[Stored entries]

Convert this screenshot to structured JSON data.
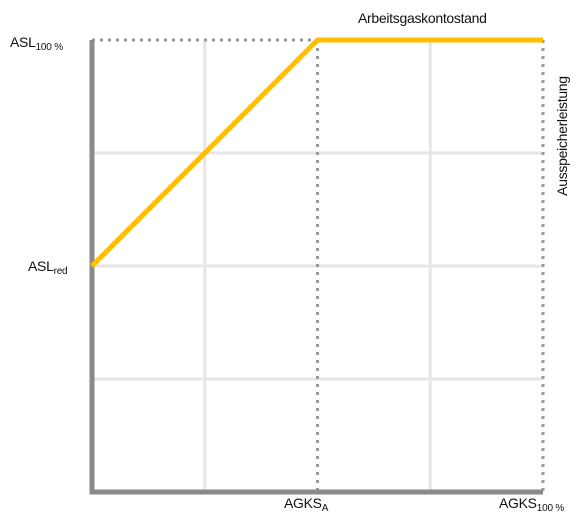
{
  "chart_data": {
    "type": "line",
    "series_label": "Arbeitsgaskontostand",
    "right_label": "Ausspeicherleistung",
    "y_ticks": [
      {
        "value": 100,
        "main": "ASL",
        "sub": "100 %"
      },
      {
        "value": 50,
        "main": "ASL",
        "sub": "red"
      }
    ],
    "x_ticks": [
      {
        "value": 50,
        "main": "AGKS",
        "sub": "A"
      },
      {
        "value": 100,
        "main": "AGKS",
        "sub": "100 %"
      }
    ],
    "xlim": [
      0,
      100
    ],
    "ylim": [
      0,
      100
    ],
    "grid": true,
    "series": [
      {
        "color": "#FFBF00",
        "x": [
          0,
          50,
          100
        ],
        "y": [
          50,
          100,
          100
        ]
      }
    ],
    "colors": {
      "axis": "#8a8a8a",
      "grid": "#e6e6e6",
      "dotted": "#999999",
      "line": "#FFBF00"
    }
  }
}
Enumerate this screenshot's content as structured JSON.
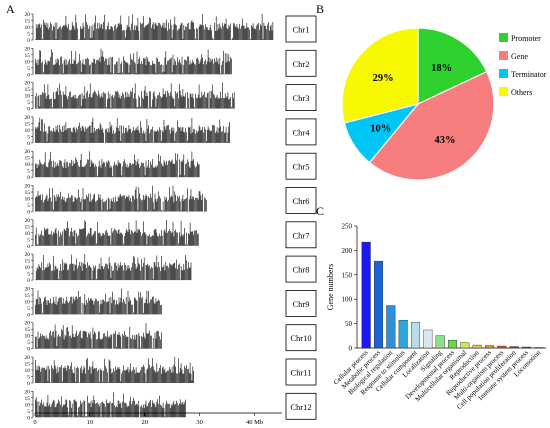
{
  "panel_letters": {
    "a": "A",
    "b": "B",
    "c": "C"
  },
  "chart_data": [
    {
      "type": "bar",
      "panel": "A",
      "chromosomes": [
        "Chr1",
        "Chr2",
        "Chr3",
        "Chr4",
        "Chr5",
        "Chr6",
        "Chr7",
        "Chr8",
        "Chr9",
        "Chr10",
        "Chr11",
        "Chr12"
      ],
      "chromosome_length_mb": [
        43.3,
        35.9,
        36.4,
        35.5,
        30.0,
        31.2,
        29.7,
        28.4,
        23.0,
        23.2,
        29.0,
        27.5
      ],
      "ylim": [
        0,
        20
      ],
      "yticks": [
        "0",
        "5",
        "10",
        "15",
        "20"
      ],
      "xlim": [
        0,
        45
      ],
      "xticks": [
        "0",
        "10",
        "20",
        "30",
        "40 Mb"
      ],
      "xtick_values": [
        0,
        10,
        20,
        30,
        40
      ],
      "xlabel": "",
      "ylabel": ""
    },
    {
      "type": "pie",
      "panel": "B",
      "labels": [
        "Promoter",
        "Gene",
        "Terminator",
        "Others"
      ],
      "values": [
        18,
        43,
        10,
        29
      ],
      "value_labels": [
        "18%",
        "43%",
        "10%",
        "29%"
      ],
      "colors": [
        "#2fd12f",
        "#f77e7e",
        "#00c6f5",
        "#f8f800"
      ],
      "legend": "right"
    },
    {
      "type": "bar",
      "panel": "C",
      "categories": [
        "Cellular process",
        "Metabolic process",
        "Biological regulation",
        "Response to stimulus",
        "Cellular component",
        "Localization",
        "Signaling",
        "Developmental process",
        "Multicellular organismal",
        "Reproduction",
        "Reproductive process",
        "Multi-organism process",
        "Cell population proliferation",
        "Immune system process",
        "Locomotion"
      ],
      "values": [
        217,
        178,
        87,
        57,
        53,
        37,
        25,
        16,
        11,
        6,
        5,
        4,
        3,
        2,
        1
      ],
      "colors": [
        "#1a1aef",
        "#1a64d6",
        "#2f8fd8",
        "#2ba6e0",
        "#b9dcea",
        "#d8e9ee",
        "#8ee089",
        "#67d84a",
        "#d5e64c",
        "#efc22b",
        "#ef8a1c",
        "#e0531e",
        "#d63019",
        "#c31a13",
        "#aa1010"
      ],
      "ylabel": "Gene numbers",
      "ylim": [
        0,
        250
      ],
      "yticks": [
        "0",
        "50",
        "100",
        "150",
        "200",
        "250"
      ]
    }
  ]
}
* * *
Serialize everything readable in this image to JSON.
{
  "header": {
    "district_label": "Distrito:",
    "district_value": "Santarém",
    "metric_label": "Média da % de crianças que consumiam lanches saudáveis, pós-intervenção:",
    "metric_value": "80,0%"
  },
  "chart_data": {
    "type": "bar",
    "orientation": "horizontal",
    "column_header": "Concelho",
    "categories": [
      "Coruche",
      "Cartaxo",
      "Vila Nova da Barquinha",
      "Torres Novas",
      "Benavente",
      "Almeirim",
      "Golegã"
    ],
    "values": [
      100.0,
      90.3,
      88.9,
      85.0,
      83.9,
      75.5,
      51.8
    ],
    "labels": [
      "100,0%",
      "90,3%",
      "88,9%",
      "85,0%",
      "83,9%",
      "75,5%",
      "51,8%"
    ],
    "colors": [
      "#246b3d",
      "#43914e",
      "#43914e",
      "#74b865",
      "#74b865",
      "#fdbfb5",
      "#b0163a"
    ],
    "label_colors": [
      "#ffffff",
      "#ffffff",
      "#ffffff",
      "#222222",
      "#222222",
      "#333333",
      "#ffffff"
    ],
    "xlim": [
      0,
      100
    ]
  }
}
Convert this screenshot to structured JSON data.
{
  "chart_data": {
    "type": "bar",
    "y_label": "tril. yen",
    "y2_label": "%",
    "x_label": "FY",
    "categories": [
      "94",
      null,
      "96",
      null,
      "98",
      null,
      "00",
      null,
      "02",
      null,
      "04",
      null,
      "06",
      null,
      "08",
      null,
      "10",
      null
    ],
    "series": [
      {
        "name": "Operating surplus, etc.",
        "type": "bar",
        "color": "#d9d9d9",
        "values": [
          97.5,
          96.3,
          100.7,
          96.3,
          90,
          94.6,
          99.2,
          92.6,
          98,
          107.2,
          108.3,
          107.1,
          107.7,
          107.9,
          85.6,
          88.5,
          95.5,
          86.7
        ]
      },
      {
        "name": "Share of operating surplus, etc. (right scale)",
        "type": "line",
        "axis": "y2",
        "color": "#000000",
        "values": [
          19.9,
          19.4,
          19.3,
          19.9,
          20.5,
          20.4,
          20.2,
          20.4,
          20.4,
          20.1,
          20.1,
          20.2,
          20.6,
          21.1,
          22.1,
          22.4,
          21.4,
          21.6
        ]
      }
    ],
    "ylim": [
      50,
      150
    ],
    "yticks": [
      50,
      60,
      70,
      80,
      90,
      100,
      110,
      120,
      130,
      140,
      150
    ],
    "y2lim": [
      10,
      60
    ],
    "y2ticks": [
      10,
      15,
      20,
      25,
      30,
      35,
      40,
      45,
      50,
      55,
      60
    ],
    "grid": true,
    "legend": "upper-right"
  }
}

EXERCISE:
Looking at the entries above, say how many lines contain the word "process". Only the number is wanted.

SOLUTION BELOW:
6